** start PASSAGE SHOWN **

The Chair Conservative Dave MacKenzie

We need to adjourn.

I'd like to thank the panel for being here today. As you have found, time is very short.

We'll reconvene the next panel in two minutes.

9:50 a.m.

Conservative

The Chair Conservative Dave MacKenzie

We'll call the meeting back to order. This is the second half. We have one witness who's still on her way here. She'll join us momentarily, we hope.

Just so the panel understands, the committee has decided that each member will get an opportunity for a five-minute opening, and I'll invite you to do that. I will let you know at four minutes that you have one minute left. Don't let me throw you off when I tell you there's one minute. We are under fairly tight time constraints.

If you have an opening address, go ahead, Ms. Vandergrift.

9:50 a.m.

Kathy Vandergrift Chair, Board of Directors, Canadian Coalition for the Rights of Children

Good morning. Thank you for this opportunity to appear before you.

The Canadian Coalition for the Rights of Children is a national umbrella group that brings together organizations that work with young people and individuals to promote respect for the rights of children.

We would like to offer the following suggestions based on the Convention on the Rights of the Child, which Canada ratified in 1991.

First of all, we express support for improved protection of children from sexual exploitation in part 2.

Secondly, we suggest that you remove part 4 from the omnibus bill and take no further action on it until all members of Parliament are fully informed about the ways in which these changes fulfill or violate Canada's obligations under the Convention on the Rights of the Child.

We have three reasons for this recommendation.

First, the youth justice system needs to be different from the adult system, and you've heard quite a bit about that today. Changes in youth justice should be considered separately in order to ensure that high priority is given to the best interests of children at all stages of the bill's consideration.

Second, the evaluation of the current Youth Criminal Justice Act did not recommend the changes proposed in Bill C-10. It recommended a focus on improving implementation of the current law. No evidence has been presented to justify rushing these changes into effect without careful consideration of their implications.

Third, members of Parliament have not received an assessment of how the proposed changes comply with or violate their obligations to uphold the Convention on the Rights of the Child. This was requested during the review of Bill C-4, but it was not delivered. Such reviews are supposed to be done on all proposed legislation that affects children, according to government documents. Members of Parliament should be aware of how this bill fits with their obligations to ensure that the rights of children are respected in Canada.

I would like to offer you our analysis. We would argue that part 4 violates articles 3, 37, 39, and 40 of the Convention on the Rights of the Child. There are additional documents from the committee that expand on this, and there are additional international standards. Also, Canada received recommendations in 2003 with regard to youth justice. They're likely to come up again when Canada is reviewed in 2012.

** end PASSAGE SHOWN **

▶ **REQUIREMENT A**: Output the part of the committee transcript that opens with the words containing "If you have" and closes with "ratified in 1991.", copied word for word.
The committee transcript and the rows have nothing to do with each other.

** start DATA TO PROCESS **

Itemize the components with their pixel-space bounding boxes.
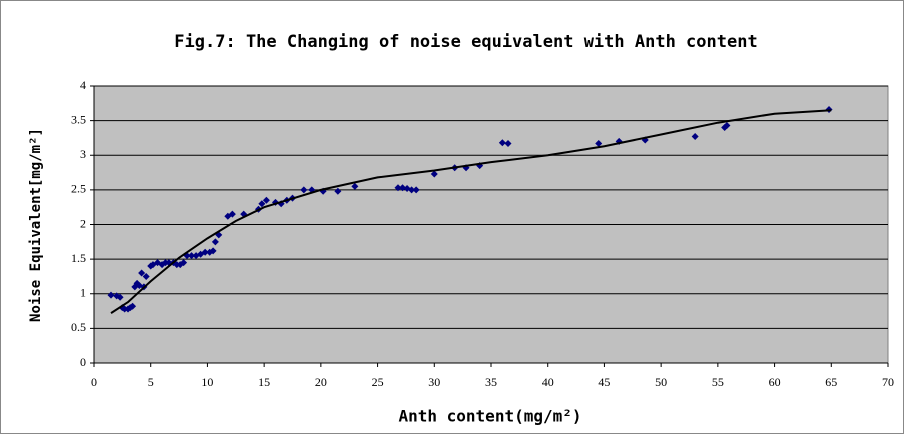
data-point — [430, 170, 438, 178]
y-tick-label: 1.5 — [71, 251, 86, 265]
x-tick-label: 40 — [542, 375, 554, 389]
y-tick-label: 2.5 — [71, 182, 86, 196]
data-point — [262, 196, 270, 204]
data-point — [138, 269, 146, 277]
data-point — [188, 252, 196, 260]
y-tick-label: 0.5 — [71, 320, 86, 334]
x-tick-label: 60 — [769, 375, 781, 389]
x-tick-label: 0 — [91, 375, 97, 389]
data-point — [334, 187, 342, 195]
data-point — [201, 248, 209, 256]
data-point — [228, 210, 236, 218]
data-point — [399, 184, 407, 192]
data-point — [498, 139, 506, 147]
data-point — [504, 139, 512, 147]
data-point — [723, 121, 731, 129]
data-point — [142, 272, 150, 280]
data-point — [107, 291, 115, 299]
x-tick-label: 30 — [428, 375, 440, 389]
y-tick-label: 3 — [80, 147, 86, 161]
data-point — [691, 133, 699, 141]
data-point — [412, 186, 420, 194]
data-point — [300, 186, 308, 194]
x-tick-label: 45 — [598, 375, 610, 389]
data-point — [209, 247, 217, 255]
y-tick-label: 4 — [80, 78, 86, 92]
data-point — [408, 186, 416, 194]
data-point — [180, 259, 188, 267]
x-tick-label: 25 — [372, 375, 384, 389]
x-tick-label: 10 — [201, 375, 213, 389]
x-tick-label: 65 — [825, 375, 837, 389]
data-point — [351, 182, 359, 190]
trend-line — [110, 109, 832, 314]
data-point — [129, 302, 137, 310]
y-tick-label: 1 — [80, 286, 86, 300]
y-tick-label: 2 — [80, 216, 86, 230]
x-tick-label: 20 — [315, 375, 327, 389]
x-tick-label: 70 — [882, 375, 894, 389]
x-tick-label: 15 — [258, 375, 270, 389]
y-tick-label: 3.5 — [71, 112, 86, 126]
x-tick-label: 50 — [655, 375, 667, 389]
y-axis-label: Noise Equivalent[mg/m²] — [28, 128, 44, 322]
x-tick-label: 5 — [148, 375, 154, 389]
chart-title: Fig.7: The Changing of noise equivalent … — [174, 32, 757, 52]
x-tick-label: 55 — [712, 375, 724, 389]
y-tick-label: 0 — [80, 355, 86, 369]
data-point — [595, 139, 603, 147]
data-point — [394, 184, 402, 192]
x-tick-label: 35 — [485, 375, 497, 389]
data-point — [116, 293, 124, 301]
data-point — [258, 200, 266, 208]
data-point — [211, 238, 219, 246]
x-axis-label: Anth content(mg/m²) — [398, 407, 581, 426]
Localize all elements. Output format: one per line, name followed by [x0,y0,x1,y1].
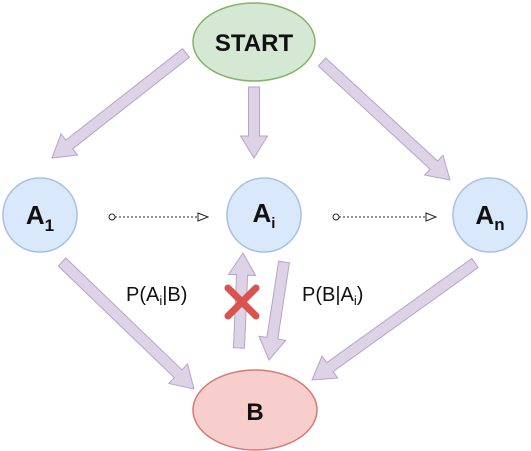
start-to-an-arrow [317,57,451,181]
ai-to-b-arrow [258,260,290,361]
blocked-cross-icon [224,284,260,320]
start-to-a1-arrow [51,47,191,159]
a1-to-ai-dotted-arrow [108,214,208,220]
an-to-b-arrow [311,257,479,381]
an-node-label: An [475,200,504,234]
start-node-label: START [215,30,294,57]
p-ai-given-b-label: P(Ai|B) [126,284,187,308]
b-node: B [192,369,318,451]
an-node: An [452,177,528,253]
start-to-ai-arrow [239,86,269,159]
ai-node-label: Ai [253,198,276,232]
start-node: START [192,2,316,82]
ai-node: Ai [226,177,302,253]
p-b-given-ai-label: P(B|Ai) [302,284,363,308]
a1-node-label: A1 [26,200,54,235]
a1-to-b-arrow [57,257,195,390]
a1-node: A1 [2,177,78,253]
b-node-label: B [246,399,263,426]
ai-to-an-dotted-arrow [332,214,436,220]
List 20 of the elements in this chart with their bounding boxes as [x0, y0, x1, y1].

** end DATA TO PROCESS **

▶ **REQUIREMENT B**: Return the part of the rows that opens with the line containing "data-point — [430, 170, 438, 178]" and closes with the line containing "data-point — [188, 252, 196, 260]", both lines included, reproducing each line unchanged.

▶ **WRITTEN ANSWER A**:
If you have an opening address, go ahead, Ms. Vandergrift.

9:50 a.m.

Kathy Vandergrift Chair, Board of Directors, Canadian Coalition for the Rights of Children

Good morning. Thank you for this opportunity to appear before you.

The Canadian Coalition for the Rights of Children is a national umbrella group that brings together organizations that work with young people and individuals to promote respect for the rights of children.

We would like to offer the following suggestions based on the Convention on the Rights of the Child, which Canada ratified in 1991.

▶ **WRITTEN ANSWER B**:
data-point — [430, 170, 438, 178]
y-tick-label: 1.5 — [71, 251, 86, 265]
x-tick-label: 40 — [542, 375, 554, 389]
y-tick-label: 2.5 — [71, 182, 86, 196]
data-point — [262, 196, 270, 204]
data-point — [138, 269, 146, 277]
data-point — [188, 252, 196, 260]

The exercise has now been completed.